"""
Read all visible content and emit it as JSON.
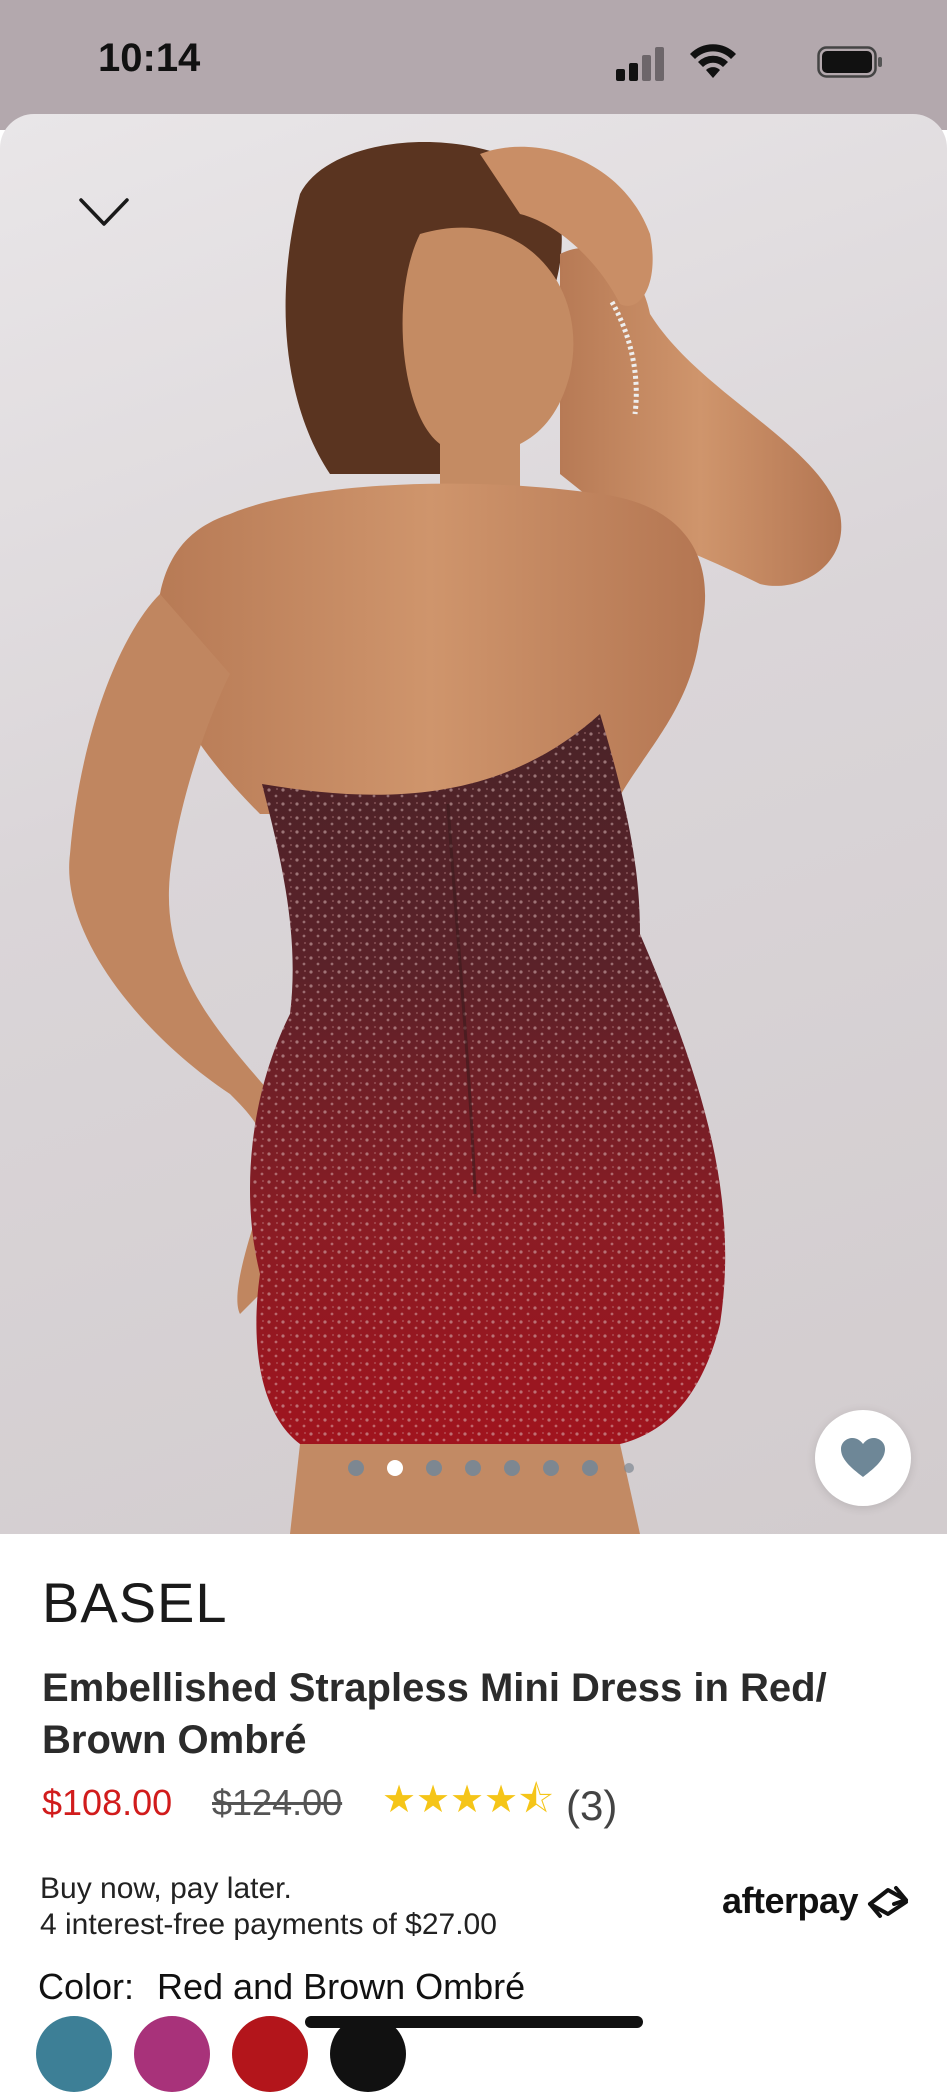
{
  "status_bar": {
    "time": "10:14",
    "icons": [
      "cellular-signal-icon",
      "wifi-icon",
      "battery-icon"
    ]
  },
  "gallery": {
    "image_count": 8,
    "active_index": 1,
    "favorite_icon": "heart-icon",
    "back_icon": "chevron-down-icon"
  },
  "product": {
    "brand": "BASEL",
    "title": "Embellished Strapless Mini Dress in Red/ Brown Ombré",
    "price_sale": "$108.00",
    "price_original": "$124.00",
    "rating_stars": 4.5,
    "rating_count": "(3)"
  },
  "bnpl": {
    "line1": "Buy now, pay later.",
    "line2": "4 interest-free payments of $27.00",
    "provider": "afterpay"
  },
  "color": {
    "label": "Color:",
    "selected": "Red and Brown Ombré",
    "swatches": [
      {
        "color": "#3d7f96"
      },
      {
        "color": "#a8327a"
      },
      {
        "color": "#b3151b"
      },
      {
        "color": "#111111"
      }
    ]
  },
  "colors": {
    "status_bar_bg": "#b3a8ad",
    "sale_price": "#d11c1c",
    "star": "#f5c518",
    "heart": "#6e8797"
  }
}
"""
-- Do this --
Quote every record above exactly, leaving out any pictures.

-- Complete response --
Read all visible content and emit it as JSON.
{
  "status_bar": {
    "time": "10:14",
    "icons": [
      "cellular-signal-icon",
      "wifi-icon",
      "battery-icon"
    ]
  },
  "gallery": {
    "image_count": 8,
    "active_index": 1,
    "favorite_icon": "heart-icon",
    "back_icon": "chevron-down-icon"
  },
  "product": {
    "brand": "BASEL",
    "title": "Embellished Strapless Mini Dress in Red/ Brown Ombré",
    "price_sale": "$108.00",
    "price_original": "$124.00",
    "rating_stars": 4.5,
    "rating_count": "(3)"
  },
  "bnpl": {
    "line1": "Buy now, pay later.",
    "line2": "4 interest-free payments of $27.00",
    "provider": "afterpay"
  },
  "color": {
    "label": "Color:",
    "selected": "Red and Brown Ombré",
    "swatches": [
      {
        "color": "#3d7f96"
      },
      {
        "color": "#a8327a"
      },
      {
        "color": "#b3151b"
      },
      {
        "color": "#111111"
      }
    ]
  },
  "colors": {
    "status_bar_bg": "#b3a8ad",
    "sale_price": "#d11c1c",
    "star": "#f5c518",
    "heart": "#6e8797"
  }
}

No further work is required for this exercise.